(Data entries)

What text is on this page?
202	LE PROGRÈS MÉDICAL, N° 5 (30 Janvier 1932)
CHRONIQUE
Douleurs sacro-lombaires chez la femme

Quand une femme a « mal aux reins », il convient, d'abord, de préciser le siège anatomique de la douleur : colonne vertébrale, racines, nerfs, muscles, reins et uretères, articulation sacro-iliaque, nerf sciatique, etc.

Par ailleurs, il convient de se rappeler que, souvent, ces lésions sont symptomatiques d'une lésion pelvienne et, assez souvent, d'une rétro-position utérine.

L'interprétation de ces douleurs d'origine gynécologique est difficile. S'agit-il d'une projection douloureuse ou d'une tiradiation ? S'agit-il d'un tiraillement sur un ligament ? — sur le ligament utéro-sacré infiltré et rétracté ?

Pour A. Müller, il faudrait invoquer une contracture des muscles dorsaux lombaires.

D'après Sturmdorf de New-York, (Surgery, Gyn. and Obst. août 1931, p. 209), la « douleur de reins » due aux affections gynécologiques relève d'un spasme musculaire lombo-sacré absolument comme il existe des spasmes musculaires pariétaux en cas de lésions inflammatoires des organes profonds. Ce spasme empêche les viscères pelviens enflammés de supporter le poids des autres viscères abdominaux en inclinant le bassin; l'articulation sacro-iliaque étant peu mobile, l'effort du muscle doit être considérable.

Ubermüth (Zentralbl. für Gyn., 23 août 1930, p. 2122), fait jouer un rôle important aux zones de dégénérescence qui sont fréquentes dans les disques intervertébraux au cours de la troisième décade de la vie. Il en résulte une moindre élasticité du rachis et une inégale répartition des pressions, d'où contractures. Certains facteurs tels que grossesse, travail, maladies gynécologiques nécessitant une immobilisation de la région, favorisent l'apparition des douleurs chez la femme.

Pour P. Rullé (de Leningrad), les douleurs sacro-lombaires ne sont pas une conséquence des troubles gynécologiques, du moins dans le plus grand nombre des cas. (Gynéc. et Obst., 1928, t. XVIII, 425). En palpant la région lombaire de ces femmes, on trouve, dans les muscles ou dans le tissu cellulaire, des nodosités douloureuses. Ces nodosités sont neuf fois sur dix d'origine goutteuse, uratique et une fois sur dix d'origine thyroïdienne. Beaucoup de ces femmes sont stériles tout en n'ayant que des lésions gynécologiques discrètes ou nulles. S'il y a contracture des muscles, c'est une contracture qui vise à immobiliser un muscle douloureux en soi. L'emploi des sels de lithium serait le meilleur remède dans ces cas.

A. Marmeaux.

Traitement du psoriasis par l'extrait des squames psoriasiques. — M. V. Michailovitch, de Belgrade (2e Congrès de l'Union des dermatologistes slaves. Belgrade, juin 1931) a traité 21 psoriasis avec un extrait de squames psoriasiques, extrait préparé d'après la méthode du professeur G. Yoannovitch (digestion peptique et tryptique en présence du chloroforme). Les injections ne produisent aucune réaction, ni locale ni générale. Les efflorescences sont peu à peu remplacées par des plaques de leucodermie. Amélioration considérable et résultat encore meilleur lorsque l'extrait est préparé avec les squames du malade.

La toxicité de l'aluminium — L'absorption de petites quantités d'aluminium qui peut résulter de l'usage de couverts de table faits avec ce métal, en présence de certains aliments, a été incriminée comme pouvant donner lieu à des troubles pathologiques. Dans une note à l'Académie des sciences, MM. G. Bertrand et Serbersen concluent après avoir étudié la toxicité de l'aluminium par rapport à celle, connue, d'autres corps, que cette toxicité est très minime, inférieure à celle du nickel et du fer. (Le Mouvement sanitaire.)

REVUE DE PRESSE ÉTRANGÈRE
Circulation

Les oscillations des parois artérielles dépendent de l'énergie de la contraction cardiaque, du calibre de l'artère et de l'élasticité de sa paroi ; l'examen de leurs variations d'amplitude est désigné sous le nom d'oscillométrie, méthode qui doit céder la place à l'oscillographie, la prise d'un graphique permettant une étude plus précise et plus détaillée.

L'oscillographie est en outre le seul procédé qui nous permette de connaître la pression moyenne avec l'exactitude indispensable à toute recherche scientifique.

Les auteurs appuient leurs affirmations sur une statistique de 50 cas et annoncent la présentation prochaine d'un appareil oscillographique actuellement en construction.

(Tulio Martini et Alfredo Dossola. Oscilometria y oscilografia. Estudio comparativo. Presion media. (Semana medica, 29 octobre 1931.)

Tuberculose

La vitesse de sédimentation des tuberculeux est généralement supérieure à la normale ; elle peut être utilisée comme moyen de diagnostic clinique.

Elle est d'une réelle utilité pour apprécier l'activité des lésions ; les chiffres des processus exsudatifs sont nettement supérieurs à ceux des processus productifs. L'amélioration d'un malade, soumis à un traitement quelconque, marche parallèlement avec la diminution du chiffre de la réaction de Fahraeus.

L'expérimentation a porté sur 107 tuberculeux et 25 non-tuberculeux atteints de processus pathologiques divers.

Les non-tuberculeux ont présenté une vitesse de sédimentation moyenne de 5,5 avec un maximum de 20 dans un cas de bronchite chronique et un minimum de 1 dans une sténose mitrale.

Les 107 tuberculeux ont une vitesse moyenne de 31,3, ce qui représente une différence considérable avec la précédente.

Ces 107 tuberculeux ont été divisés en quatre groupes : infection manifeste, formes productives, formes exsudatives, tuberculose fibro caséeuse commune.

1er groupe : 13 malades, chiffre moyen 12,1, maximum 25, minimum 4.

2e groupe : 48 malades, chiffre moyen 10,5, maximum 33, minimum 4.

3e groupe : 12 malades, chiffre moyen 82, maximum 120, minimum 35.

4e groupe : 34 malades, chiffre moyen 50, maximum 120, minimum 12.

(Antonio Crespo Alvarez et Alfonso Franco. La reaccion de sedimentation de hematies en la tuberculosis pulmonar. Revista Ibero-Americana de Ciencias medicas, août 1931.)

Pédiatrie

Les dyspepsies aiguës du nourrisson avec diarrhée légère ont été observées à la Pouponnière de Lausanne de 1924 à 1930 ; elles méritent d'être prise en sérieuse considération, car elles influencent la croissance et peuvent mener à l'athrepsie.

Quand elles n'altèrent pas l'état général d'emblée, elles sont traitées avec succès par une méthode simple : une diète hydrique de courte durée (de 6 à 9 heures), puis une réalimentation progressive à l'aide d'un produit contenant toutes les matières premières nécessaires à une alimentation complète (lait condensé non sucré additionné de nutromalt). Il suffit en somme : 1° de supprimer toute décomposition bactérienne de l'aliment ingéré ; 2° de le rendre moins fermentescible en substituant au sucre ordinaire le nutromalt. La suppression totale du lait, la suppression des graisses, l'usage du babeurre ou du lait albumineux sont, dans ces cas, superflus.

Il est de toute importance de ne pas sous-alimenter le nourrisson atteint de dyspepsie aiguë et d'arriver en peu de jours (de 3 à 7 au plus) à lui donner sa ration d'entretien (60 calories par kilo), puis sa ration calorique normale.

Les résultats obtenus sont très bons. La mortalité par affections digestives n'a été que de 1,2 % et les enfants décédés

# Do this
Write the material out again in its entirety, exactly as shown.

# Problem solution
What text is on this page?
202	LE PROGRÈS MÉDICAL, N° 5 (30 Janvier 1932)
CHRONIQUE
Douleurs sacro-lombaires chez la femme

Quand une femme a « mal aux reins », il convient, d'abord, de préciser le siège anatomique de la douleur : colonne vertébrale, racines, nerfs, muscles, reins et uretères, articulation sacro-iliaque, nerf sciatique, etc.

Par ailleurs, il convient de se rappeler que, souvent, ces lésions sont symptomatiques d'une lésion pelvienne et, assez souvent, d'une rétro-position utérine.

L'interprétation de ces douleurs d'origine gynécologique est difficile. S'agit-il d'une projection douloureuse ou d'une tiradiation ? S'agit-il d'un tiraillement sur un ligament ? — sur le ligament utéro-sacré infiltré et rétracté ?

Pour A. Müller, il faudrait invoquer une contracture des muscles dorsaux lombaires.

D'après Sturmdorf de New-York, (Surgery, Gyn. and Obst. août 1931, p. 209), la « douleur de reins » due aux affections gynécologiques relève d'un spasme musculaire lombo-sacré absolument comme il existe des spasmes musculaires pariétaux en cas de lésions inflammatoires des organes profonds. Ce spasme empêche les viscères pelviens enflammés de supporter le poids des autres viscères abdominaux en inclinant le bassin; l'articulation sacro-iliaque étant peu mobile, l'effort du muscle doit être considérable.

Ubermüth (Zentralbl. für Gyn., 23 août 1930, p. 2122), fait jouer un rôle important aux zones de dégénérescence qui sont fréquentes dans les disques intervertébraux au cours de la troisième décade de la vie. Il en résulte une moindre élasticité du rachis et une inégale répartition des pressions, d'où contractures. Certains facteurs tels que grossesse, travail, maladies gynécologiques nécessitant une immobilisation de la région, favorisent l'apparition des douleurs chez la femme.

Pour P. Rullé (de Leningrad), les douleurs sacro-lombaires ne sont pas une conséquence des troubles gynécologiques, du moins dans le plus grand nombre des cas. (Gynéc. et Obst., 1928, t. XVIII, 425). En palpant la région lombaire de ces femmes, on trouve, dans les muscles ou dans le tissu cellulaire, des nodosités douloureuses. Ces nodosités sont neuf fois sur dix d'origine goutteuse, uratique et une fois sur dix d'origine thyroïdienne. Beaucoup de ces femmes sont stériles tout en n'ayant que des lésions gynécologiques discrètes ou nulles. S'il y a contracture des muscles, c'est une contracture qui vise à immobiliser un muscle douloureux en soi. L'emploi des sels de lithium serait le meilleur remède dans ces cas.

A. Marmeaux.

Traitement du psoriasis par l'extrait des squames psoriasiques. — M. V. Michailovitch, de Belgrade (2e Congrès de l'Union des dermatologistes slaves. Belgrade, juin 1931) a traité 21 psoriasis avec un extrait de squames psoriasiques, extrait préparé d'après la méthode du professeur G. Yoannovitch (digestion peptique et tryptique en présence du chloroforme). Les injections ne produisent aucune réaction, ni locale ni générale. Les efflorescences sont peu à peu remplacées par des plaques de leucodermie. Amélioration considérable et résultat encore meilleur lorsque l'extrait est préparé avec les squames du malade.

La toxicité de l'aluminium — L'absorption de petites quantités d'aluminium qui peut résulter de l'usage de couverts de table faits avec ce métal, en présence de certains aliments, a été incriminée comme pouvant donner lieu à des troubles pathologiques. Dans une note à l'Académie des sciences, MM. G. Bertrand et Serbersen concluent après avoir étudié la toxicité de l'aluminium par rapport à celle, connue, d'autres corps, que cette toxicité est très minime, inférieure à celle du nickel et du fer. (Le Mouvement sanitaire.)

REVUE DE PRESSE ÉTRANGÈRE
Circulation

Les oscillations des parois artérielles dépendent de l'énergie de la contraction cardiaque, du calibre de l'artère et de l'élasticité de sa paroi ; l'examen de leurs variations d'amplitude est désigné sous le nom d'oscillométrie, méthode qui doit céder la place à l'oscillographie, la prise d'un graphique permettant une étude plus précise et plus détaillée.

L'oscillographie est en outre le seul procédé qui nous permette de connaître la pression moyenne avec l'exactitude indispensable à toute recherche scientifique.

Les auteurs appuient leurs affirmations sur une statistique de 50 cas et annoncent la présentation prochaine d'un appareil oscillographique actuellement en construction.

(Tulio Martini et Alfredo Dossola. Oscilometria y oscilografia. Estudio comparativo. Presion media. (Semana medica, 29 octobre 1931.)

Tuberculose

La vitesse de sédimentation des tuberculeux est généralement supérieure à la normale ; elle peut être utilisée comme moyen de diagnostic clinique.

Elle est d'une réelle utilité pour apprécier l'activité des lésions ; les chiffres des processus exsudatifs sont nettement supérieurs à ceux des processus productifs. L'amélioration d'un malade, soumis à un traitement quelconque, marche parallèlement avec la diminution du chiffre de la réaction de Fahraeus.

L'expérimentation a porté sur 107 tuberculeux et 25 non-tuberculeux atteints de processus pathologiques divers.

Les non-tuberculeux ont présenté une vitesse de sédimentation moyenne de 5,5 avec un maximum de 20 dans un cas de bronchite chronique et un minimum de 1 dans une sténose mitrale.

Les 107 tuberculeux ont une vitesse moyenne de 31,3, ce qui représente une différence considérable avec la précédente.

Ces 107 tuberculeux ont été divisés en quatre groupes : infection manifeste, formes productives, formes exsudatives, tuberculose fibro caséeuse commune.

1er groupe : 13 malades, chiffre moyen 12,1, maximum 25, minimum 4.

2e groupe : 48 malades, chiffre moyen 10,5, maximum 33, minimum 4.

3e groupe : 12 malades, chiffre moyen 82, maximum 120, minimum 35.

4e groupe : 34 malades, chiffre moyen 50, maximum 120, minimum 12.

(Antonio Crespo Alvarez et Alfonso Franco. La reaccion de sedimentation de hematies en la tuberculosis pulmonar. Revista Ibero-Americana de Ciencias medicas, août 1931.)

Pédiatrie

Les dyspepsies aiguës du nourrisson avec diarrhée légère ont été observées à la Pouponnière de Lausanne de 1924 à 1930 ; elles méritent d'être prise en sérieuse considération, car elles influencent la croissance et peuvent mener à l'athrepsie.

Quand elles n'altèrent pas l'état général d'emblée, elles sont traitées avec succès par une méthode simple : une diète hydrique de courte durée (de 6 à 9 heures), puis une réalimentation progressive à l'aide d'un produit contenant toutes les matières premières nécessaires à une alimentation complète (lait condensé non sucré additionné de nutromalt). Il suffit en somme : 1° de supprimer toute décomposition bactérienne de l'aliment ingéré ; 2° de le rendre moins fermentescible en substituant au sucre ordinaire le nutromalt. La suppression totale du lait, la suppression des graisses, l'usage du babeurre ou du lait albumineux sont, dans ces cas, superflus.

Il est de toute importance de ne pas sous-alimenter le nourrisson atteint de dyspepsie aiguë et d'arriver en peu de jours (de 3 à 7 au plus) à lui donner sa ration d'entretien (60 calories par kilo), puis sa ration calorique normale.

Les résultats obtenus sont très bons. La mortalité par affections digestives n'a été que de 1,2 % et les enfants décédés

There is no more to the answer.